• [What you need to do] Comb through the entries for "page" and pull out each line that holds it.

• [Record list]
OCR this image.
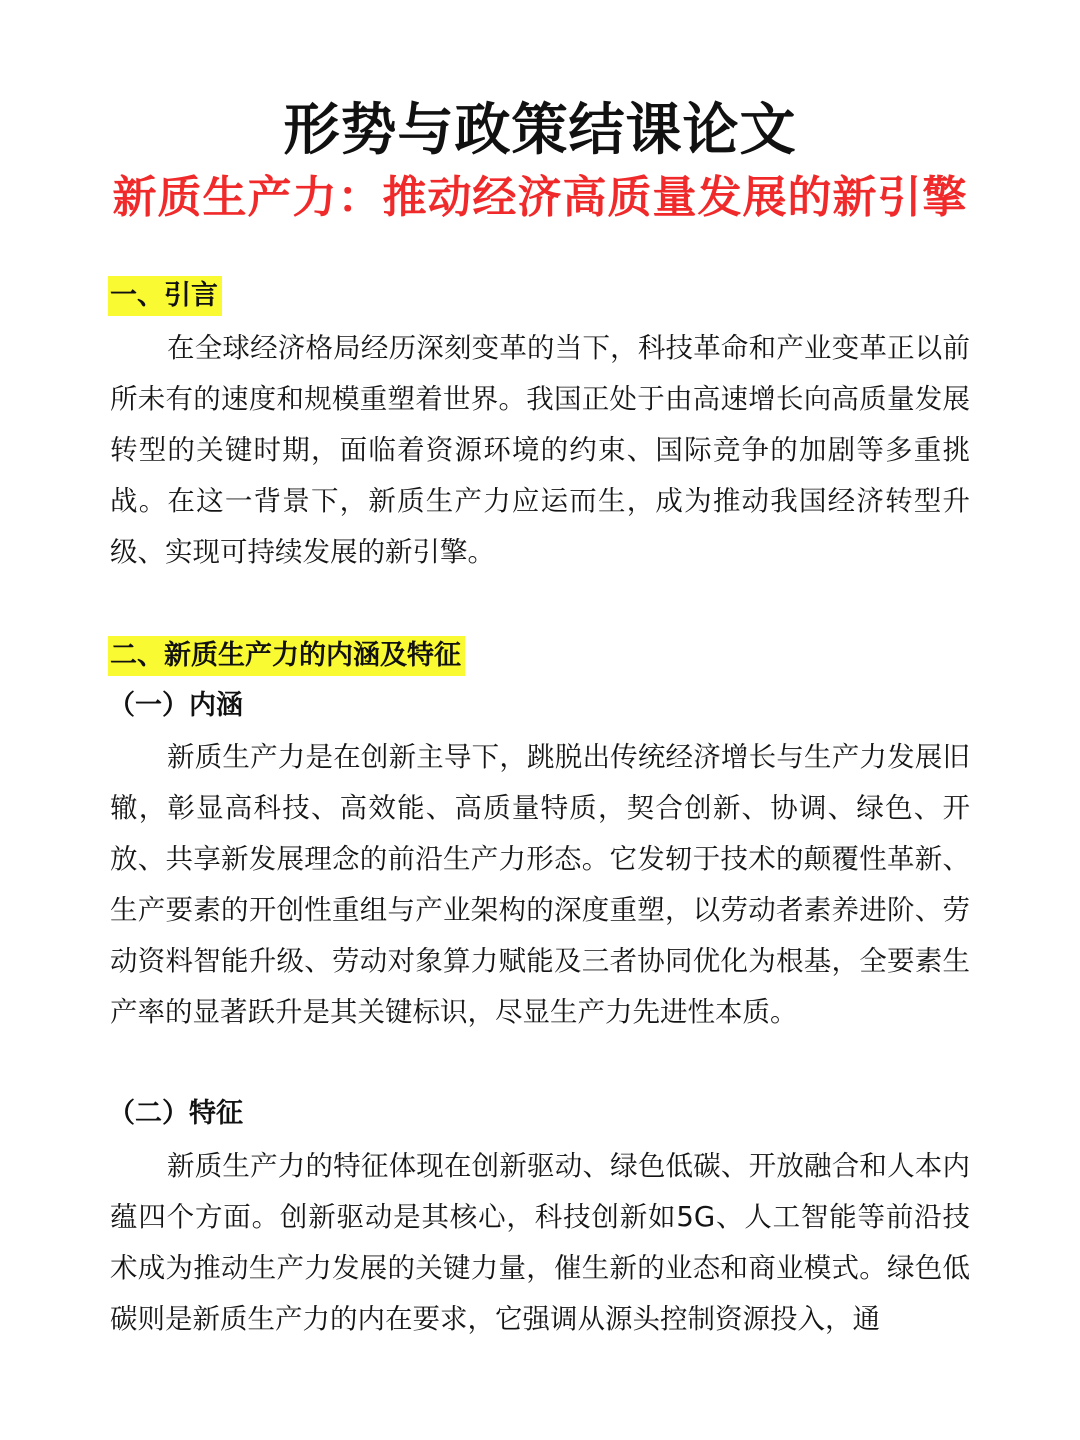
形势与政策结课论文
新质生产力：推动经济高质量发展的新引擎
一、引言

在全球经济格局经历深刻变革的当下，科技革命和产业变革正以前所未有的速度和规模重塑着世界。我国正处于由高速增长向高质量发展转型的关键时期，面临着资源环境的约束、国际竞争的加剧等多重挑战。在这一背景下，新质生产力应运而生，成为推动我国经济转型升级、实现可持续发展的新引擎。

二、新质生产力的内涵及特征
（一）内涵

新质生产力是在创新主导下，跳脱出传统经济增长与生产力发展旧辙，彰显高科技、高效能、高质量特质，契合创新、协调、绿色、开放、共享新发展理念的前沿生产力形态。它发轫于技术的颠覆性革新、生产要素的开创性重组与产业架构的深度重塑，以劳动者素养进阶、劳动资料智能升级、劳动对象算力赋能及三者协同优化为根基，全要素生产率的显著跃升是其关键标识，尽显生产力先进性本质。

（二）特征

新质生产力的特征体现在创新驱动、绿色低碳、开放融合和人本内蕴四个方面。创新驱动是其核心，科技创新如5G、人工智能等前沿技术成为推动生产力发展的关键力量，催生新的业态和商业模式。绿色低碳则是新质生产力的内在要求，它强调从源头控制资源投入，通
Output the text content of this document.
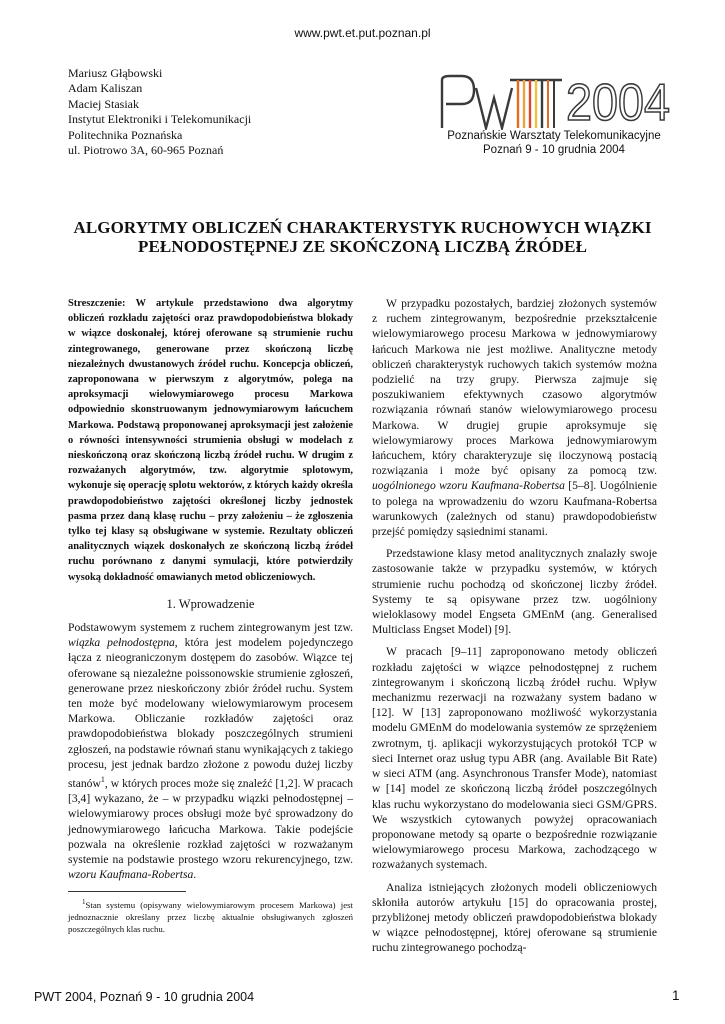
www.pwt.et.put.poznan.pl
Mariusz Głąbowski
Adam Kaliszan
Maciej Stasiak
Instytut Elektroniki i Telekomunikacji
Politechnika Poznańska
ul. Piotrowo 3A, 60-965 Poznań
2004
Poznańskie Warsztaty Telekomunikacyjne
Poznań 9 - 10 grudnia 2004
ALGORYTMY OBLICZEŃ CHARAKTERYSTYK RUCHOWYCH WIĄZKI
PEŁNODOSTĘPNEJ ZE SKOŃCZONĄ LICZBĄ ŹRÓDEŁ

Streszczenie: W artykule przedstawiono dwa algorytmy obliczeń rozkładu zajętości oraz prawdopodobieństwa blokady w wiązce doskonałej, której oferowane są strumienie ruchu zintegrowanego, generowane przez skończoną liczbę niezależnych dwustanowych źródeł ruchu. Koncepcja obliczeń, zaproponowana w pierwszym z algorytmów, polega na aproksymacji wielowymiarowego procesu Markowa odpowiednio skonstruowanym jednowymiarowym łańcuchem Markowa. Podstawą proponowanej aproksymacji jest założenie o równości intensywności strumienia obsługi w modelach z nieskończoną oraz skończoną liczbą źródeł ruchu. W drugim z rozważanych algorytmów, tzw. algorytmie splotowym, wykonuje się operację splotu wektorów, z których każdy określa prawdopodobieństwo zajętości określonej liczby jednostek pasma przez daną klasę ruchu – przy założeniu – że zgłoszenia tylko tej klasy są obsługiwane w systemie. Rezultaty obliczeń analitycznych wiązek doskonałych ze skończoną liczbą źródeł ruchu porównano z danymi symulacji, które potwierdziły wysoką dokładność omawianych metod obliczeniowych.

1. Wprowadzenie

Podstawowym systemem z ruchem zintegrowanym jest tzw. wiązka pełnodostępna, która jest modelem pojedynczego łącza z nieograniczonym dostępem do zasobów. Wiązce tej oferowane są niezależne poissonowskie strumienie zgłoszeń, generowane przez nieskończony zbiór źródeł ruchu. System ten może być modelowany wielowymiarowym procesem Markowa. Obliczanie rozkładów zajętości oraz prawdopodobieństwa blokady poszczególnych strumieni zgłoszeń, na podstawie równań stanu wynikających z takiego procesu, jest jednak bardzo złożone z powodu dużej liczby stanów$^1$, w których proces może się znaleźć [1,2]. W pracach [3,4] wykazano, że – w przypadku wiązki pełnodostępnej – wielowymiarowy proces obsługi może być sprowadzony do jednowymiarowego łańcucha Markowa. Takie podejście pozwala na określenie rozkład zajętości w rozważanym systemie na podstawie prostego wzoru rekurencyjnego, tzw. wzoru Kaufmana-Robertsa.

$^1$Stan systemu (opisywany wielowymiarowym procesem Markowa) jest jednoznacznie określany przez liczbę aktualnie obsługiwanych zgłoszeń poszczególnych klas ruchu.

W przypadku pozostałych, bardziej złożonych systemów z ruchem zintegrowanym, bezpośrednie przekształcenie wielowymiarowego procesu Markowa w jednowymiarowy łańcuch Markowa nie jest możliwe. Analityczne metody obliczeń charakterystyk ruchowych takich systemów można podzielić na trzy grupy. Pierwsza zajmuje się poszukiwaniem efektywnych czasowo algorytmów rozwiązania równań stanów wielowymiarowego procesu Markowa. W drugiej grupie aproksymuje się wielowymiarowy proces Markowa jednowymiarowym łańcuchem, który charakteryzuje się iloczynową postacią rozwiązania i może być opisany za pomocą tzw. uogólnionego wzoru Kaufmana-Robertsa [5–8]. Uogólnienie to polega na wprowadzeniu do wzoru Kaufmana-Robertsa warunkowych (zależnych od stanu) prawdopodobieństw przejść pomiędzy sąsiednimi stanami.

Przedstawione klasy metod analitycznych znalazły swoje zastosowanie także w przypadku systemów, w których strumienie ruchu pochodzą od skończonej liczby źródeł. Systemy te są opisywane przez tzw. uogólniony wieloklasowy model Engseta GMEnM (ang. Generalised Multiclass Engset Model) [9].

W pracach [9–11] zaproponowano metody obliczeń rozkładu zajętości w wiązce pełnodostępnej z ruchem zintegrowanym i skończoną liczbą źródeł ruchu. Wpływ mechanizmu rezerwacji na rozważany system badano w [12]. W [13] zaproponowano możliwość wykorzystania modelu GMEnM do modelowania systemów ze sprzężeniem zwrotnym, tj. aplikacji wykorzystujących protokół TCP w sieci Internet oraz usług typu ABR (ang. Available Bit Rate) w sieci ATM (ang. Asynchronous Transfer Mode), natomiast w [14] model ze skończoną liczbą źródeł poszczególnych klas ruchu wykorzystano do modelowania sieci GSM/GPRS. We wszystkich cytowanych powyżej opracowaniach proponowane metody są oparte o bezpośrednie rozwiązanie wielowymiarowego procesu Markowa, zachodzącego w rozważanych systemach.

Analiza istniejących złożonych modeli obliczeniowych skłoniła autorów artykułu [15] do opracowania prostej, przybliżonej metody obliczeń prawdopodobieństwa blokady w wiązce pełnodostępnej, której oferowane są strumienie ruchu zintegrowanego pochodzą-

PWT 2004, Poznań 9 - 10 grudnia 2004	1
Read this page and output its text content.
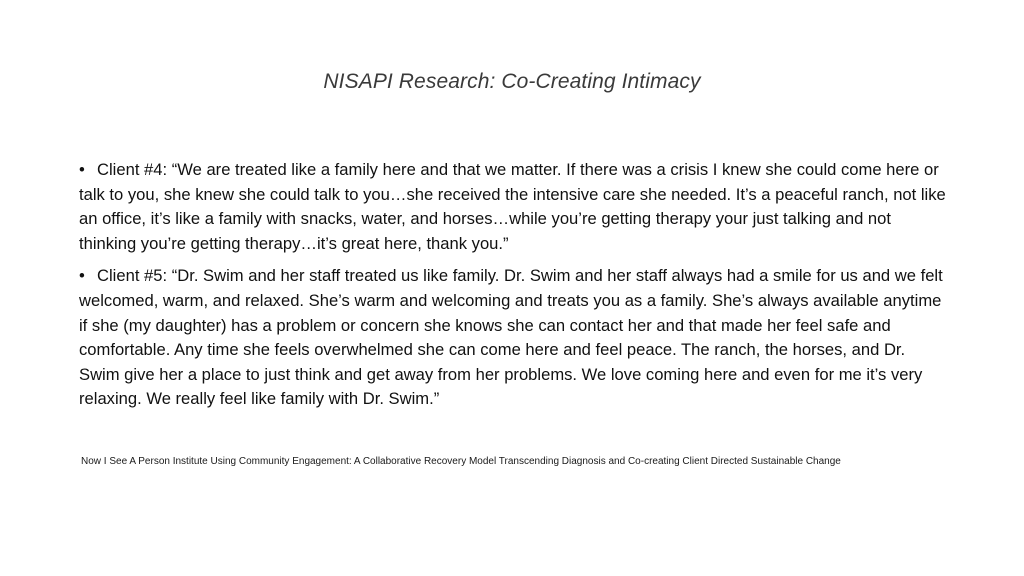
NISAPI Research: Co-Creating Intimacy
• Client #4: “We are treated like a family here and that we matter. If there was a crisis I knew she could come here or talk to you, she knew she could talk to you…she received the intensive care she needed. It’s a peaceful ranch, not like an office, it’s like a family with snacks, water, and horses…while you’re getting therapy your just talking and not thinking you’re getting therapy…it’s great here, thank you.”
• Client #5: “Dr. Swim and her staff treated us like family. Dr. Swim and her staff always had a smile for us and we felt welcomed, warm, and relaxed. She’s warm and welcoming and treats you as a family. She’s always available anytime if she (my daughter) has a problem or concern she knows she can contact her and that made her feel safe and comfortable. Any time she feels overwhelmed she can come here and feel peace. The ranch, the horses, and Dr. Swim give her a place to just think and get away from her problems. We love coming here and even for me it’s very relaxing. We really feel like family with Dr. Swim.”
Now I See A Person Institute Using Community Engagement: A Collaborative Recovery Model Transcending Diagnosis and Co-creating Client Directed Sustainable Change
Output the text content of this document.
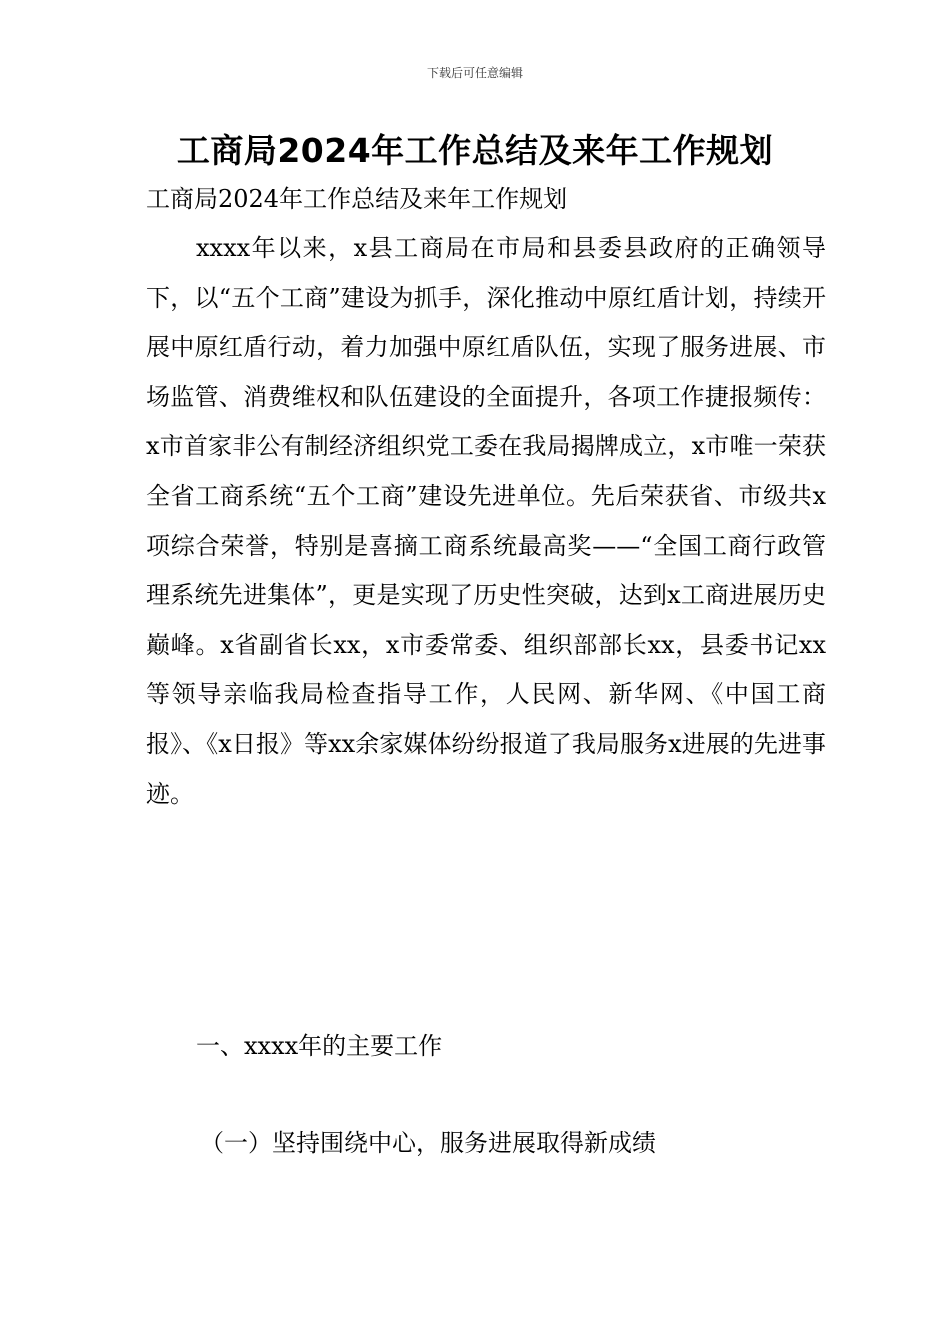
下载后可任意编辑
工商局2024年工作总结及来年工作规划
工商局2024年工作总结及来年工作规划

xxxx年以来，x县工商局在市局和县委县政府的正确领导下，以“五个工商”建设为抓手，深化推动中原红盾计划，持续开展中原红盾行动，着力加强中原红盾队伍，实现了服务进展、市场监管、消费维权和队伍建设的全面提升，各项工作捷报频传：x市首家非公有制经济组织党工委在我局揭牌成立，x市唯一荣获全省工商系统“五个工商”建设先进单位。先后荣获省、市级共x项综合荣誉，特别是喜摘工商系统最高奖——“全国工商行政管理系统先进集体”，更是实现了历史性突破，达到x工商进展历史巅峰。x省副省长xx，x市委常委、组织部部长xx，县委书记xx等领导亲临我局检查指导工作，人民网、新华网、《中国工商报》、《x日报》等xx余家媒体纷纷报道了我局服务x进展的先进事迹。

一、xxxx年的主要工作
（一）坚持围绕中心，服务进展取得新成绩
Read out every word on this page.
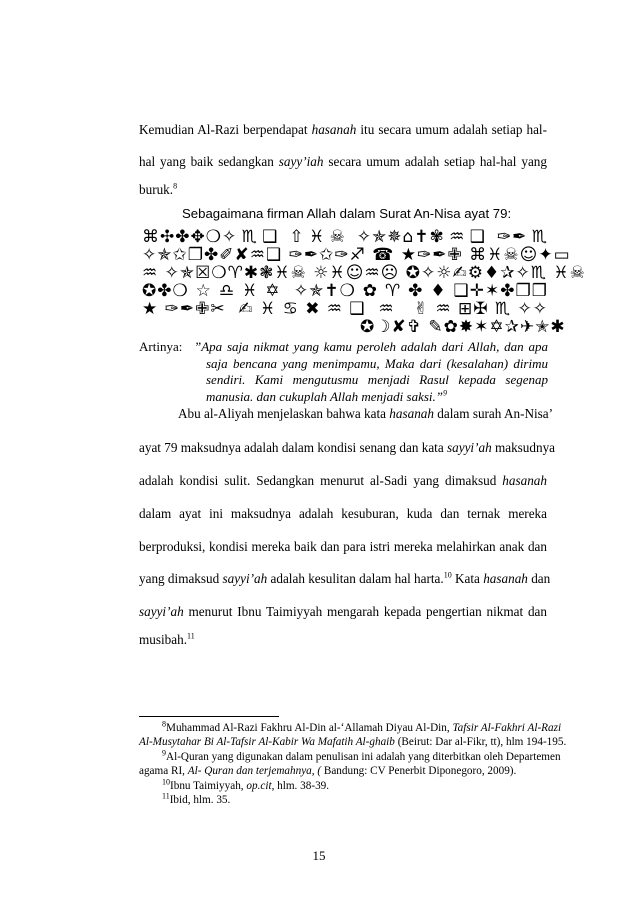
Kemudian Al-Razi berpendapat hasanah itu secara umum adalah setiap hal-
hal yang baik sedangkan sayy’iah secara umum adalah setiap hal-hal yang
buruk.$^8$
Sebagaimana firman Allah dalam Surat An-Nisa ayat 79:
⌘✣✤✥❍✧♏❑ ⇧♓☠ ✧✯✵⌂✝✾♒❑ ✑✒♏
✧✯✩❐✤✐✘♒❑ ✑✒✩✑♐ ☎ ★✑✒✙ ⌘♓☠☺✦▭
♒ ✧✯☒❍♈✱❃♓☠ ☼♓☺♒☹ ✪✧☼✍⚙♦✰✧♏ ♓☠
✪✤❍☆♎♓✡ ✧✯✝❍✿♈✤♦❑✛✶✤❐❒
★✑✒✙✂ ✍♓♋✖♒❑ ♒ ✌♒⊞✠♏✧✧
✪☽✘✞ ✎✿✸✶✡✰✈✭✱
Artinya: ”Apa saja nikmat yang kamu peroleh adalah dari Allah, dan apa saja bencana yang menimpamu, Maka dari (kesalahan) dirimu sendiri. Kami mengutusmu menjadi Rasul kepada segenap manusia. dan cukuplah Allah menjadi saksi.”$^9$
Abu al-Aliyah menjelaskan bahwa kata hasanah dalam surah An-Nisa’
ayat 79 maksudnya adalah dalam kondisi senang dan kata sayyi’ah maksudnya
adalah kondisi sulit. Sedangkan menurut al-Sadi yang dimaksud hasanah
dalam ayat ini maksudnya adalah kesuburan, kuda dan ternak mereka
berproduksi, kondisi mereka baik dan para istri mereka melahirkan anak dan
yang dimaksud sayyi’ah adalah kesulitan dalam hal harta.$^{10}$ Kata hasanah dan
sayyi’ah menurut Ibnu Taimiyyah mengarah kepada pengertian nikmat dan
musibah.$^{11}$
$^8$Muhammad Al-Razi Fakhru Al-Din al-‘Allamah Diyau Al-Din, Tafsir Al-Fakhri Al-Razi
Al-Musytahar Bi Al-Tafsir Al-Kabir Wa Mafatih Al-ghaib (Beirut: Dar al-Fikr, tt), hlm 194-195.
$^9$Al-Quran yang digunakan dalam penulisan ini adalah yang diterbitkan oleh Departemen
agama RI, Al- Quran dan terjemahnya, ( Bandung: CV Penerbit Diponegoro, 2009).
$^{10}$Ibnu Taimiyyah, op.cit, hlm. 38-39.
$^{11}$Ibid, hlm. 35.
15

• [Task response]
Read this page and output its text content.
Read out every word on this page.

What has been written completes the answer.